_WRITTEN REQUEST_
Every line below must be reproduced exactly. Copy them all.
— BEGIN EXERCISE MATERIALS —
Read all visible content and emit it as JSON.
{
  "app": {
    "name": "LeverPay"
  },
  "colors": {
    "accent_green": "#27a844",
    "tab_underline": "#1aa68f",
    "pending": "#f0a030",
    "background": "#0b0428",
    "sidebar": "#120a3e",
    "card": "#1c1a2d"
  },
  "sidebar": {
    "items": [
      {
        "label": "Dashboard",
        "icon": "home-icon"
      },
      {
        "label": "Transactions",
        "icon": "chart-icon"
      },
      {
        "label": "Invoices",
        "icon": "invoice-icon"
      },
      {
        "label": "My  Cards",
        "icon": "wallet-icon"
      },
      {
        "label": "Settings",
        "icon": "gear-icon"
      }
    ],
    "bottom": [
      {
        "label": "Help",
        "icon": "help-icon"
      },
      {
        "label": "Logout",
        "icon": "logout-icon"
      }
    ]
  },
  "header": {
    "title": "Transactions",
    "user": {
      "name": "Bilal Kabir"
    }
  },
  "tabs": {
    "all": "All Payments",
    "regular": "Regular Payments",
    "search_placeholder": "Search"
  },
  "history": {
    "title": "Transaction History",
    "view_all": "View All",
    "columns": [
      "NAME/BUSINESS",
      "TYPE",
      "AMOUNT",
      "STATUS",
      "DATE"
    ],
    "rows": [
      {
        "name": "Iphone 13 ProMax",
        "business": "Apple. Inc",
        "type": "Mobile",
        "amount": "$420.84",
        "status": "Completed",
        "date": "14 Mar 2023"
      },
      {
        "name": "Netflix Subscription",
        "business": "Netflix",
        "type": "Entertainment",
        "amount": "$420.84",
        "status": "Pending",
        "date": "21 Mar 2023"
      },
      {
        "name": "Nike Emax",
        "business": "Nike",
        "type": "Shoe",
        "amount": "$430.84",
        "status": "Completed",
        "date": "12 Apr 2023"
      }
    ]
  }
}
— END EXERCISE MATERIALS —
_EXPECTED ANSWER_
Read all visible content and emit it as JSON.
{
  "app": {
    "name": "LeverPay"
  },
  "colors": {
    "accent_green": "#27a844",
    "tab_underline": "#1aa68f",
    "pending": "#f0a030",
    "background": "#0b0428",
    "sidebar": "#120a3e",
    "card": "#1c1a2d"
  },
  "sidebar": {
    "items": [
      {
        "label": "Dashboard",
        "icon": "home-icon"
      },
      {
        "label": "Transactions",
        "icon": "chart-icon"
      },
      {
        "label": "Invoices",
        "icon": "invoice-icon"
      },
      {
        "label": "My  Cards",
        "icon": "wallet-icon"
      },
      {
        "label": "Settings",
        "icon": "gear-icon"
      }
    ],
    "bottom": [
      {
        "label": "Help",
        "icon": "help-icon"
      },
      {
        "label": "Logout",
        "icon": "logout-icon"
      }
    ]
  },
  "header": {
    "title": "Transactions",
    "user": {
      "name": "Bilal Kabir"
    }
  },
  "tabs": {
    "all": "All Payments",
    "regular": "Regular Payments",
    "search_placeholder": "Search"
  },
  "history": {
    "title": "Transaction History",
    "view_all": "View All",
    "columns": [
      "NAME/BUSINESS",
      "TYPE",
      "AMOUNT",
      "STATUS",
      "DATE"
    ],
    "rows": [
      {
        "name": "Iphone 13 ProMax",
        "business": "Apple. Inc",
        "type": "Mobile",
        "amount": "$420.84",
        "status": "Completed",
        "date": "14 Mar 2023"
      },
      {
        "name": "Netflix Subscription",
        "business": "Netflix",
        "type": "Entertainment",
        "amount": "$420.84",
        "status": "Pending",
        "date": "21 Mar 2023"
      },
      {
        "name": "Nike Emax",
        "business": "Nike",
        "type": "Shoe",
        "amount": "$430.84",
        "status": "Completed",
        "date": "12 Apr 2023"
      }
    ]
  }
}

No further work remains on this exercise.